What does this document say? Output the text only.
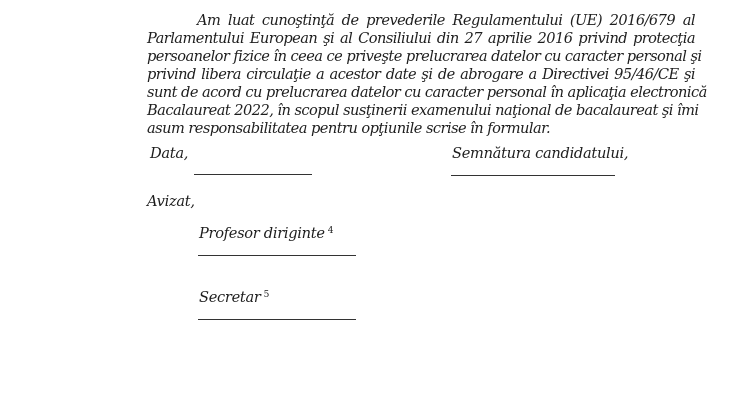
Am luat cunoştinţă de prevederile Regulamentului (UE) 2016/679 al
Parlamentului European şi al Consiliului din 27 aprilie 2016 privind protecţia
persoanelor fizice în ceea ce priveşte prelucrarea datelor cu caracter personal şi
privind libera circulaţie a acestor date şi de abrogare a Directivei 95/46/CE şi
sunt de acord cu prelucrarea datelor cu caracter personal în aplicaţia electronică
Bacalaureat 2022, în scopul susţinerii examenului naţional de bacalaureat şi îmi
asum responsabilitatea pentru opţiunile scrise în formular.
Data,	Semnătura candidatului,
Avizat,
Profesor diriginte $^4$
Secretar $^5$
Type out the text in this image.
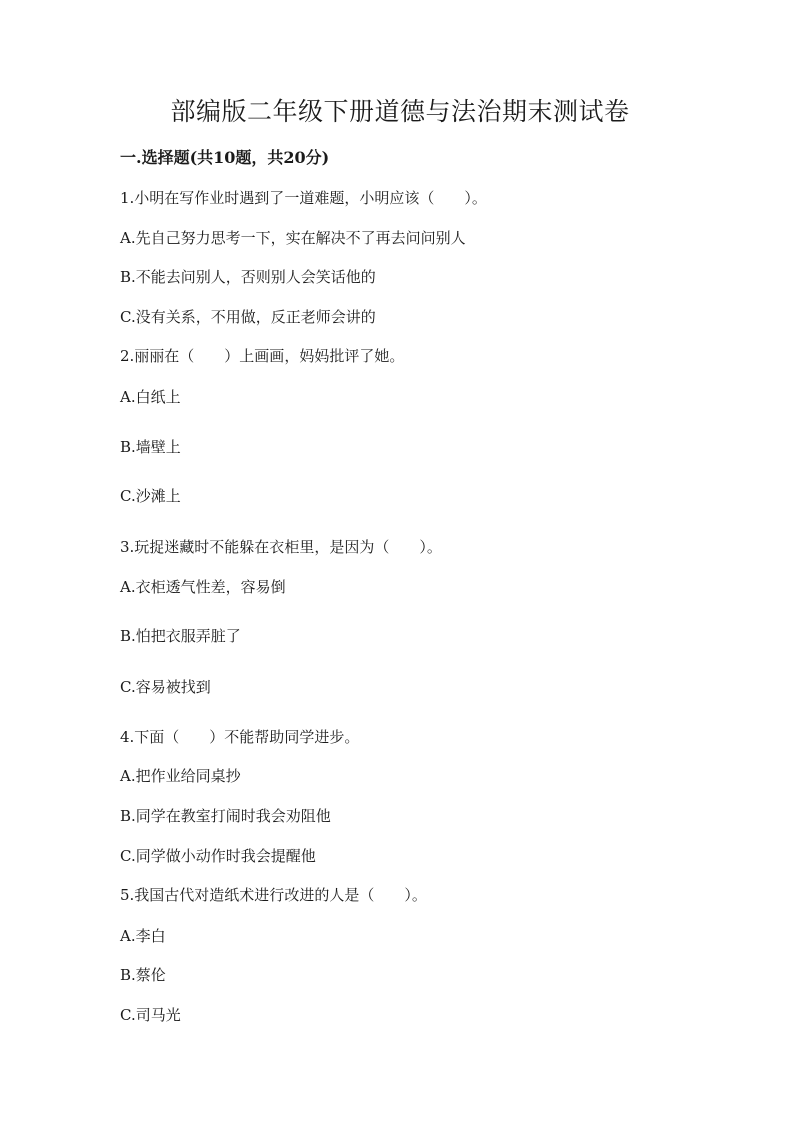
部编版二年级下册道德与法治期末测试卷
一.选择题(共10题，共20分)
1.小明在写作业时遇到了一道难题，小明应该（　　）。
A.先自己努力思考一下，实在解决不了再去问问别人
B.不能去问别人，否则别人会笑话他的
C.没有关系，不用做，反正老师会讲的
2.丽丽在（　　）上画画，妈妈批评了她。
A.白纸上
B.墙壁上
C.沙滩上
3.玩捉迷藏时不能躲在衣柜里，是因为（　　）。
A.衣柜透气性差，容易倒
B.怕把衣服弄脏了
C.容易被找到
4.下面（　　）不能帮助同学进步。
A.把作业给同桌抄
B.同学在教室打闹时我会劝阻他
C.同学做小动作时我会提醒他
5.我国古代对造纸术进行改进的人是（　　）。
A.李白
B.蔡伦
C.司马光
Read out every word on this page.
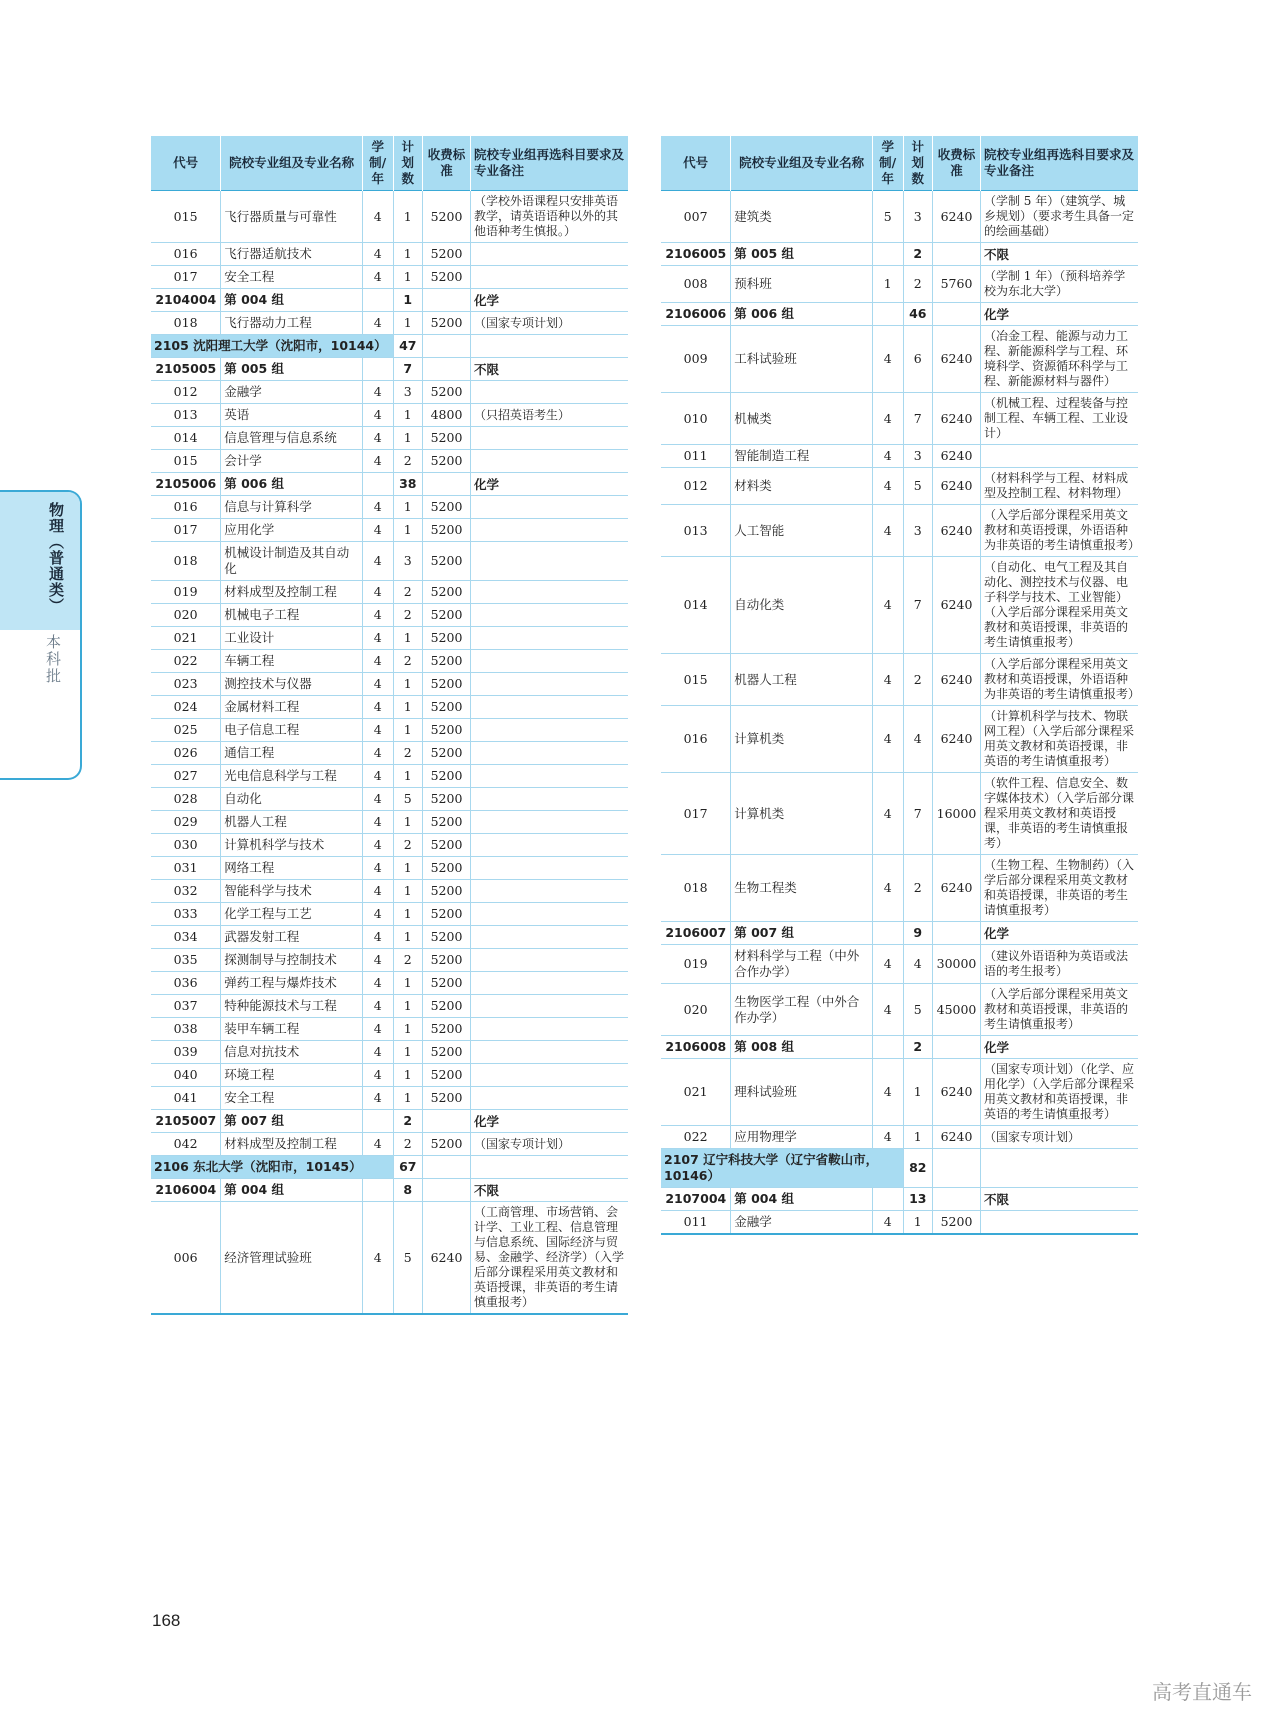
物理（普通类）
本科批
代号	院校专业组及专业名称	学制/年	计划数	收费标准	院校专业组再选科目要求及专业备注
015	飞行器质量与可靠性	4	1	5200	（学校外语课程只安排英语教学，请英语语种以外的其他语种考生慎报。）
016	飞行器适航技术	4	1	5200	
017	安全工程	4	1	5200	
2104004	第 004 组		1		化学
018	飞行器动力工程	4	1	5200	（国家专项计划）
2105 沈阳理工大学（沈阳市，10144）			47		
2105005	第 005 组		7		不限
012	金融学	4	3	5200	
013	英语	4	1	4800	（只招英语考生）
014	信息管理与信息系统	4	1	5200	
015	会计学	4	2	5200	
2105006	第 006 组		38		化学
016	信息与计算科学	4	1	5200	
017	应用化学	4	1	5200	
018	机械设计制造及其自动化	4	3	5200	
019	材料成型及控制工程	4	2	5200	
020	机械电子工程	4	2	5200	
021	工业设计	4	1	5200	
022	车辆工程	4	2	5200	
023	测控技术与仪器	4	1	5200	
024	金属材料工程	4	1	5200	
025	电子信息工程	4	1	5200	
026	通信工程	4	2	5200	
027	光电信息科学与工程	4	1	5200	
028	自动化	4	5	5200	
029	机器人工程	4	1	5200	
030	计算机科学与技术	4	2	5200	
031	网络工程	4	1	5200	
032	智能科学与技术	4	1	5200	
033	化学工程与工艺	4	1	5200	
034	武器发射工程	4	1	5200	
035	探测制导与控制技术	4	2	5200	
036	弹药工程与爆炸技术	4	1	5200	
037	特种能源技术与工程	4	1	5200	
038	装甲车辆工程	4	1	5200	
039	信息对抗技术	4	1	5200	
040	环境工程	4	1	5200	
041	安全工程	4	1	5200	
2105007	第 007 组		2		化学
042	材料成型及控制工程	4	2	5200	（国家专项计划）
2106 东北大学（沈阳市，10145）			67		
2106004	第 004 组		8		不限
006	经济管理试验班	4	5	6240	（工商管理、市场营销、会计学、工业工程、信息管理与信息系统、国际经济与贸易、金融学、经济学）（入学后部分课程采用英文教材和英语授课，非英语的考生请慎重报考）
代号	院校专业组及专业名称	学制/年	计划数	收费标准	院校专业组再选科目要求及专业备注
007	建筑类	5	3	6240	（学制 5 年）（建筑学、城乡规划）（要求考生具备一定的绘画基础）
2106005	第 005 组		2		不限
008	预科班	1	2	5760	（学制 1 年）（预科培养学校为东北大学）
2106006	第 006 组		46		化学
009	工科试验班	4	6	6240	（冶金工程、能源与动力工程、新能源科学与工程、环境科学、资源循环科学与工程、新能源材料与器件）
010	机械类	4	7	6240	（机械工程、过程装备与控制工程、车辆工程、工业设计）
011	智能制造工程	4	3	6240	
012	材料类	4	5	6240	（材料科学与工程、材料成型及控制工程、材料物理）
013	人工智能	4	3	6240	（入学后部分课程采用英文教材和英语授课，外语语种为非英语的考生请慎重报考）
014	自动化类	4	7	6240	（自动化、电气工程及其自动化、测控技术与仪器、电子科学与技术、工业智能）（入学后部分课程采用英文教材和英语授课，非英语的考生请慎重报考）
015	机器人工程	4	2	6240	（入学后部分课程采用英文教材和英语授课，外语语种为非英语的考生请慎重报考）
016	计算机类	4	4	6240	（计算机科学与技术、物联网工程）（入学后部分课程采用英文教材和英语授课，非英语的考生请慎重报考）
017	计算机类	4	7	16000	（软件工程、信息安全、数字媒体技术）（入学后部分课程采用英文教材和英语授课，非英语的考生请慎重报考）
018	生物工程类	4	2	6240	（生物工程、生物制药）（入学后部分课程采用英文教材和英语授课，非英语的考生请慎重报考）
2106007	第 007 组		9		化学
019	材料科学与工程（中外合作办学）	4	4	30000	（建议外语语种为英语或法语的考生报考）
020	生物医学工程（中外合作办学）	4	5	45000	（入学后部分课程采用英文教材和英语授课，非英语的考生请慎重报考）
2106008	第 008 组		2		化学
021	理科试验班	4	1	6240	（国家专项计划）（化学、应用化学）（入学后部分课程采用英文教材和英语授课，非英语的考生请慎重报考）
022	应用物理学	4	1	6240	（国家专项计划）
2107 辽宁科技大学（辽宁省鞍山市，10146）			82		
2107004	第 004 组		13		不限
011	金融学	4	1	5200	
168
高考直通车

• **WHAT YOU SHOULD DO**: From the entries above, pull out each line that includes "中外合作办学".

• **WORKED ANSWER**:
019	材料科学与工程（中外合作办学）	4	4	30000	（建议外语语种为英语或法语的考生报考）
020	生物医学工程（中外合作办学）	4	5	45000	（入学后部分课程采用英文教材和英语授课，非英语的考生请慎重报考）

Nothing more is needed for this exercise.